Given records:
- - -

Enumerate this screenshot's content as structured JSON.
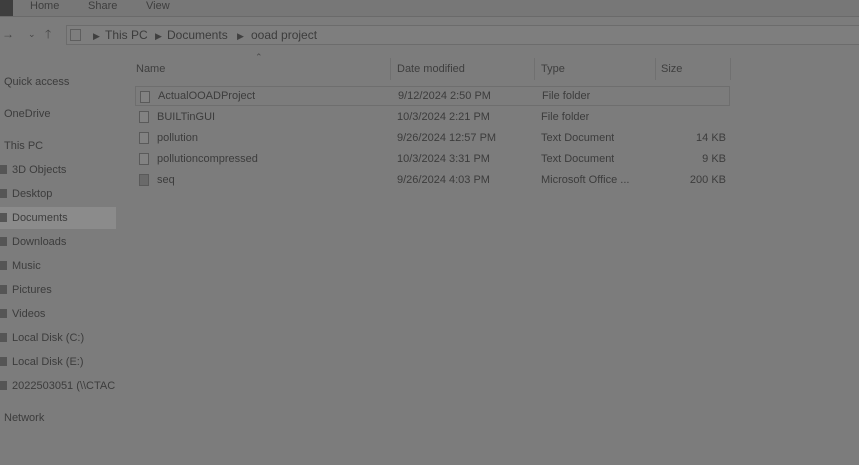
{
  "ribbon": {
    "tabs": [
      "Home",
      "Share",
      "View"
    ]
  },
  "address": {
    "back_icon": "back-arrow-icon",
    "recent_icon": "chevron-down-icon",
    "up_icon": "up-arrow-icon",
    "crumbs": [
      "This PC",
      "Documents",
      "ooad project"
    ]
  },
  "sidebar": {
    "items": [
      {
        "label": "Quick access",
        "section": true
      },
      {
        "label": "OneDrive",
        "section": true
      },
      {
        "label": "This PC",
        "section": true
      },
      {
        "label": "3D Objects"
      },
      {
        "label": "Desktop"
      },
      {
        "label": "Documents",
        "selected": true
      },
      {
        "label": "Downloads"
      },
      {
        "label": "Music"
      },
      {
        "label": "Pictures"
      },
      {
        "label": "Videos"
      },
      {
        "label": "Local Disk (C:)"
      },
      {
        "label": "Local Disk (E:)"
      },
      {
        "label": "2022503051 (\\\\CTAC"
      },
      {
        "label": "Network",
        "section": true
      }
    ]
  },
  "columns": {
    "name": "Name",
    "date": "Date modified",
    "type": "Type",
    "size": "Size"
  },
  "files": [
    {
      "name": "ActualOOADProject",
      "date": "9/12/2024 2:50 PM",
      "type": "File folder",
      "size": "",
      "icon": "folder-icon"
    },
    {
      "name": "BUILTinGUI",
      "date": "10/3/2024 2:21 PM",
      "type": "File folder",
      "size": "",
      "icon": "folder-icon"
    },
    {
      "name": "pollution",
      "date": "9/26/2024 12:57 PM",
      "type": "Text Document",
      "size": "14 KB",
      "icon": "text-file-icon"
    },
    {
      "name": "pollutioncompressed",
      "date": "10/3/2024 3:31 PM",
      "type": "Text Document",
      "size": "9 KB",
      "icon": "text-file-icon"
    },
    {
      "name": "seq",
      "date": "9/26/2024 4:03 PM",
      "type": "Microsoft Office ...",
      "size": "200 KB",
      "icon": "office-file-icon"
    }
  ]
}
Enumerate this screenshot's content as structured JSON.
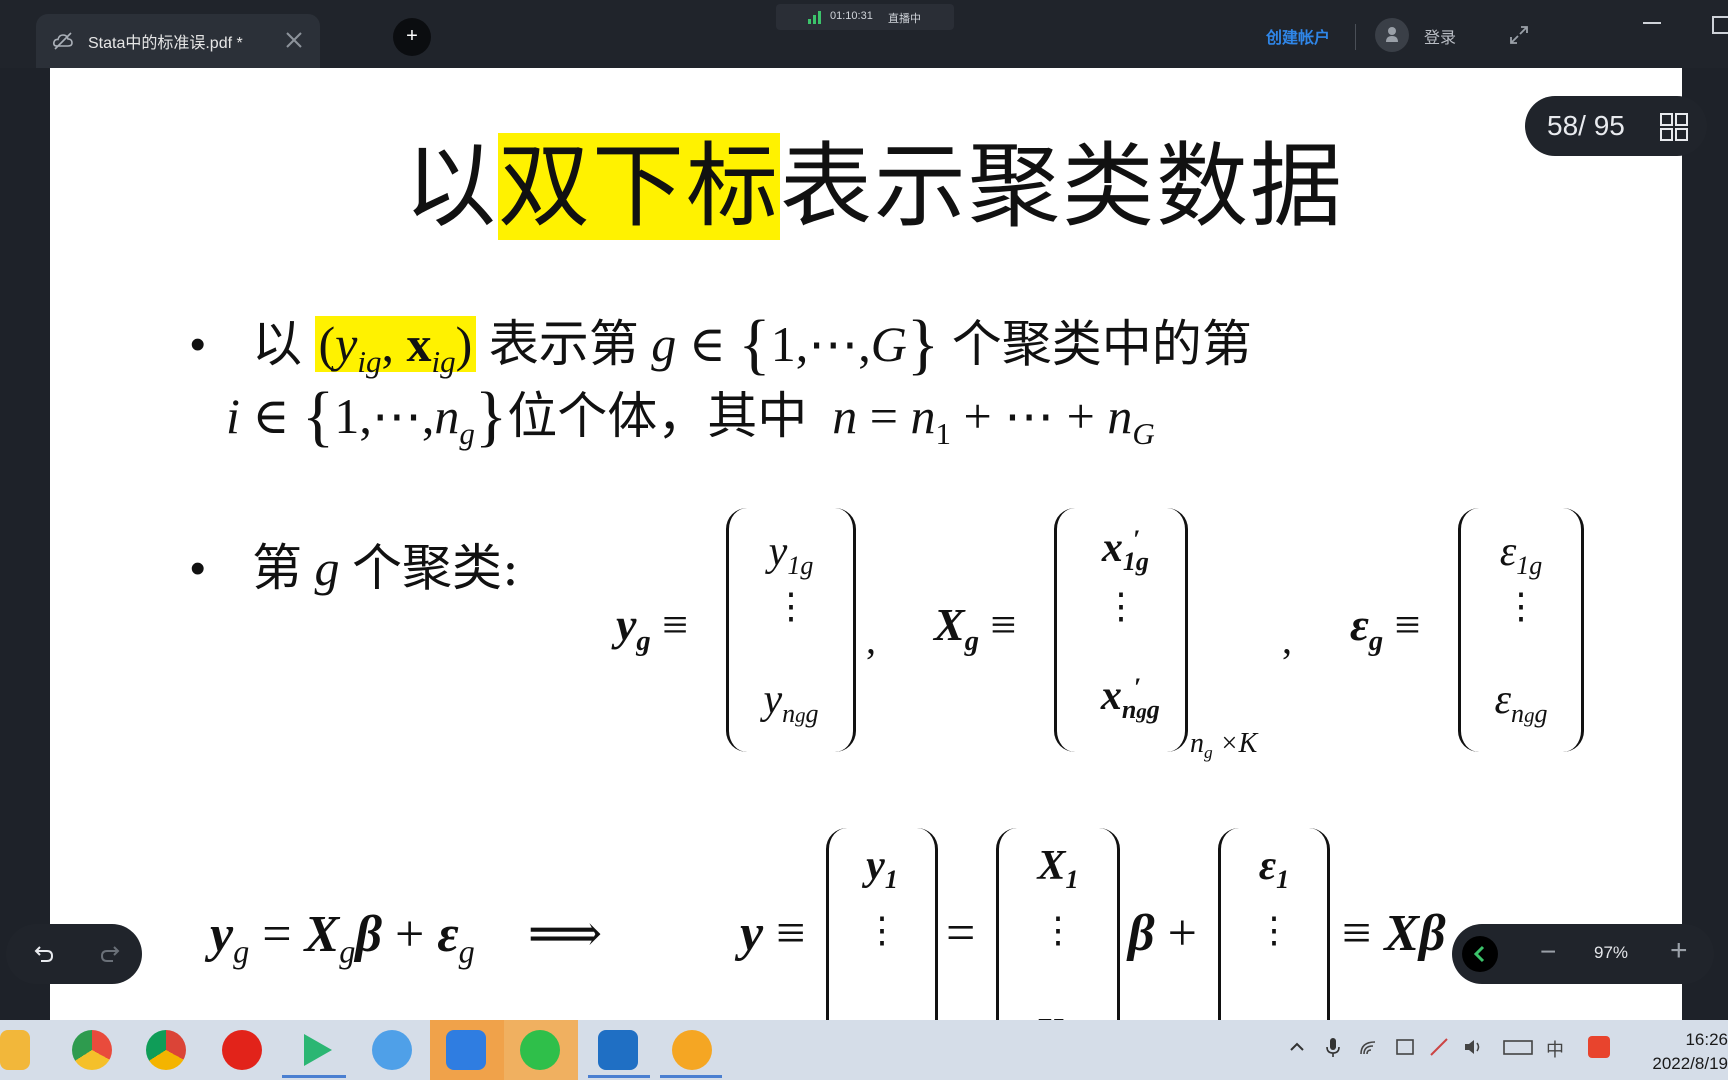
{
  "window": {
    "tab_title": "Stata中的标准误.pdf *",
    "add_tab": "+",
    "live_time": "01:10:31",
    "live_status": "直播中",
    "create_account": "创建帐户",
    "login": "登录"
  },
  "slide": {
    "title_pre": "以",
    "title_highlight": "双下标",
    "title_post": "表示聚类数据",
    "bullet1": {
      "t1": "以",
      "t2": "表示第",
      "t3": "个聚类中的第",
      "t4": "位个体，其中"
    },
    "bullet2": {
      "t1": "第",
      "t2": "个聚类:"
    }
  },
  "viewer": {
    "page_indicator": "58/ 95",
    "zoom": "97%",
    "zoom_minus": "−",
    "zoom_plus": "+"
  },
  "system": {
    "time": "16:26",
    "date": "2022/8/19",
    "ime": "中"
  },
  "colors": {
    "highlight": "#fff200",
    "accent_blue": "#2f86e8",
    "dark_ui": "#20242b"
  }
}
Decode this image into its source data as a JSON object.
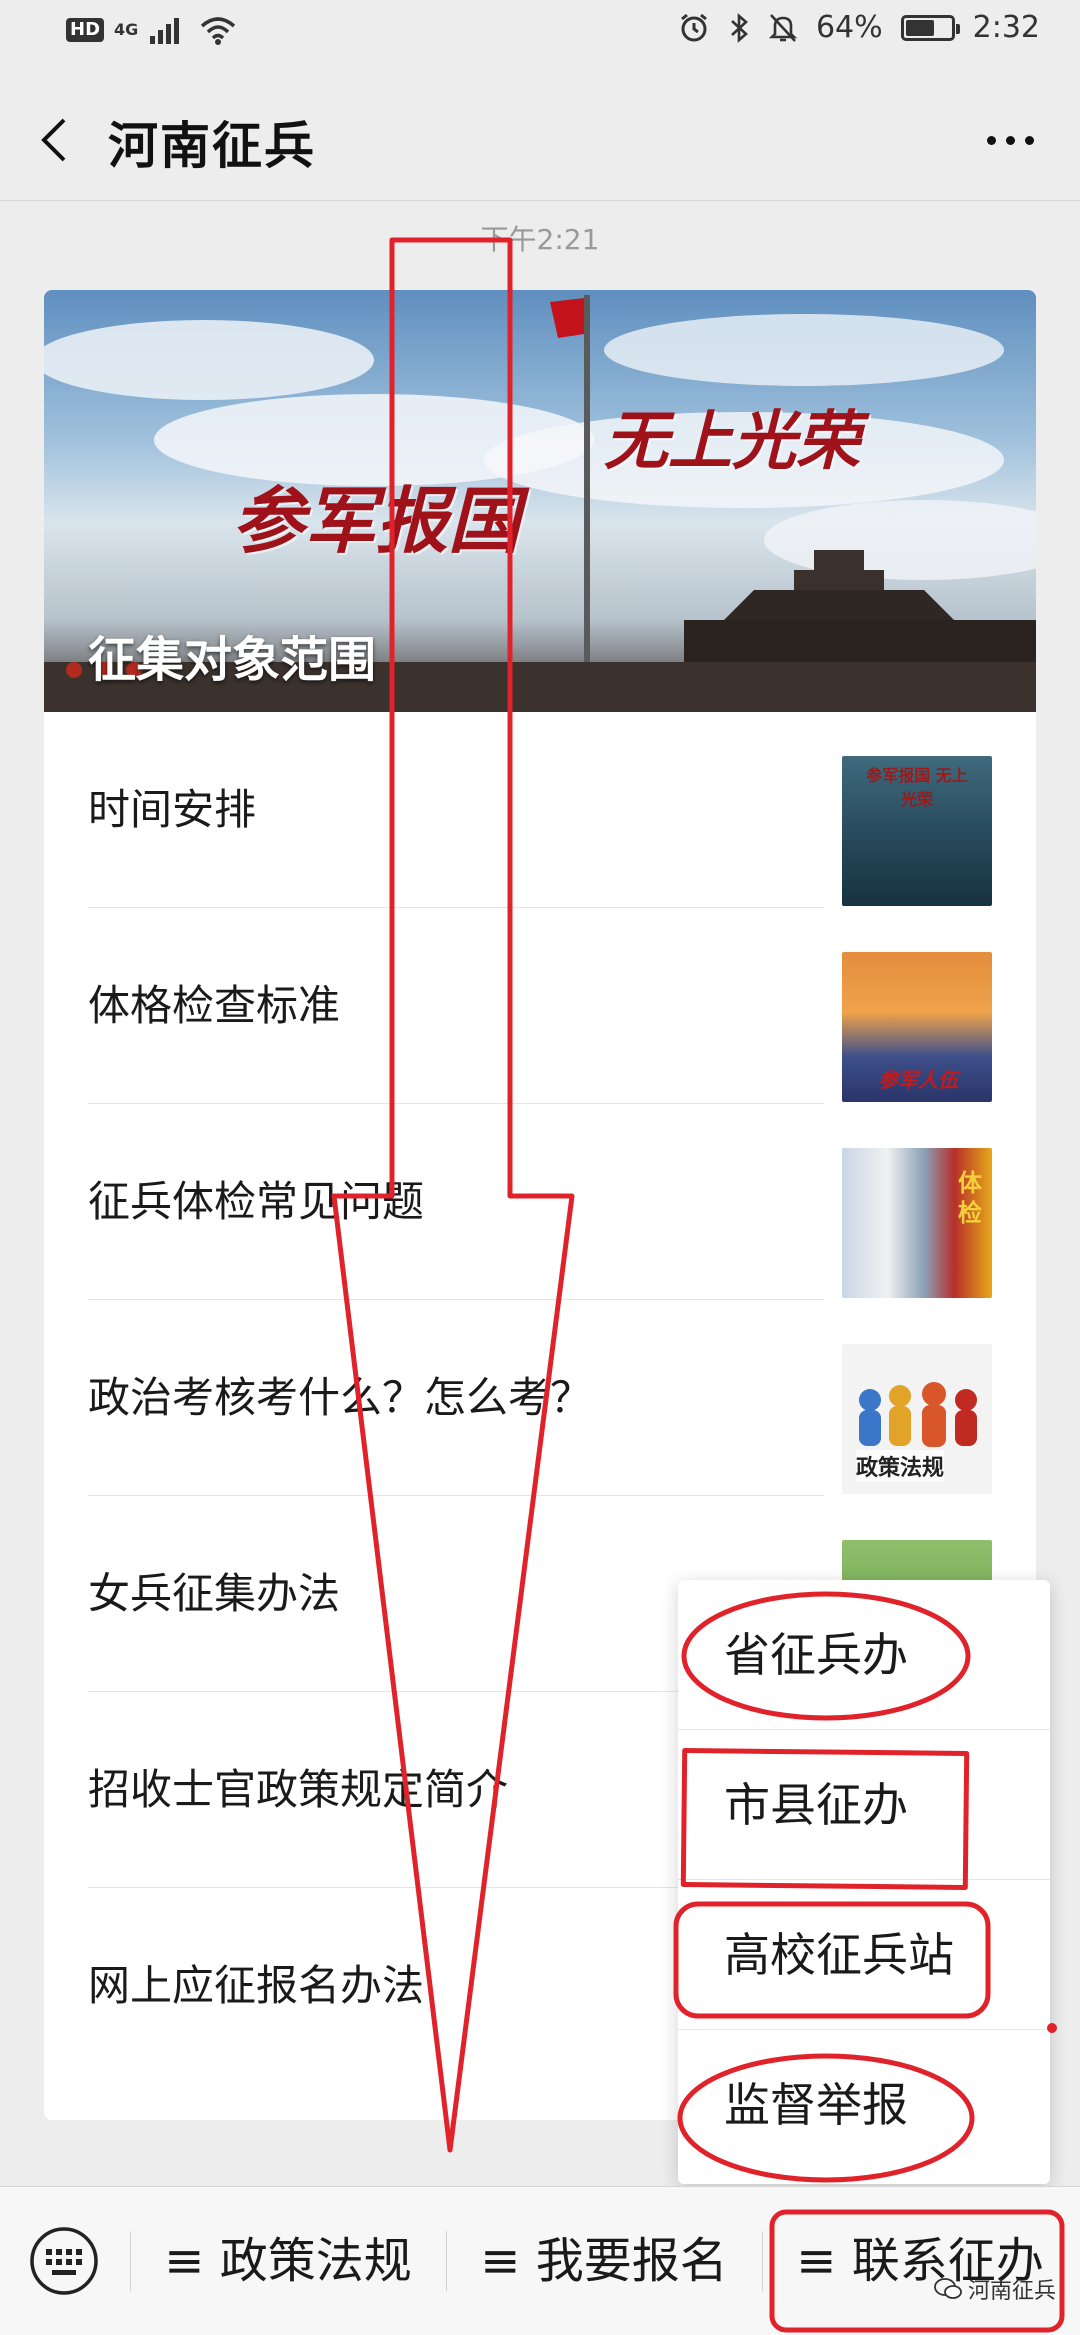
{
  "status_bar": {
    "hd": "HD",
    "network": "4G",
    "battery": "64%",
    "battery_level": 0.64,
    "time": "2:32",
    "icons": [
      "signal-icon",
      "wifi-icon",
      "alarm-icon",
      "bluetooth-icon",
      "mute-icon",
      "battery-icon"
    ]
  },
  "header": {
    "title": "河南征兵"
  },
  "timestamp": "下午2:21",
  "article": {
    "cover_title": "征集对象范围",
    "cover_slogans": [
      "参军报国",
      "无上光荣"
    ],
    "items": [
      {
        "title": "时间安排",
        "thumb_text": "参军报国 无上光荣"
      },
      {
        "title": "体格检查标准",
        "thumb_text": "参军人伍"
      },
      {
        "title": "征兵体检常见问题",
        "thumb_text": "体检"
      },
      {
        "title": "政治考核考什么？怎么考？",
        "thumb_text": "政策法规"
      },
      {
        "title": "女兵征集办法",
        "thumb_text": ""
      },
      {
        "title": "招收士官政策规定简介",
        "thumb_text": ""
      },
      {
        "title": "网上应征报名办法",
        "thumb_text": ""
      }
    ]
  },
  "menu_popup": {
    "items": [
      "省征兵办",
      "市县征办",
      "高校征兵站",
      "监督举报"
    ]
  },
  "bottom_bar": {
    "menus": [
      "≡ 政策法规",
      "≡ 我要报名",
      "≡ 联系征办"
    ],
    "watermark": "河南征兵"
  },
  "colors": {
    "annotation_red": "#e0232a",
    "background": "#ededed"
  }
}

- - -

The problem:
Find the word "date" in the entries, and copy every line it shows up in.

Exercise result:
    "date": "Date modified",
      "date": "9/12/2024 2:50 PM",
      "date": "10/3/2024 2:21 PM",
      "date": "9/26/2024 12:57 PM",
      "date": "10/3/2024 3:31 PM",
      "date": "9/26/2024 4:03 PM",
    "date": "2022/8/19",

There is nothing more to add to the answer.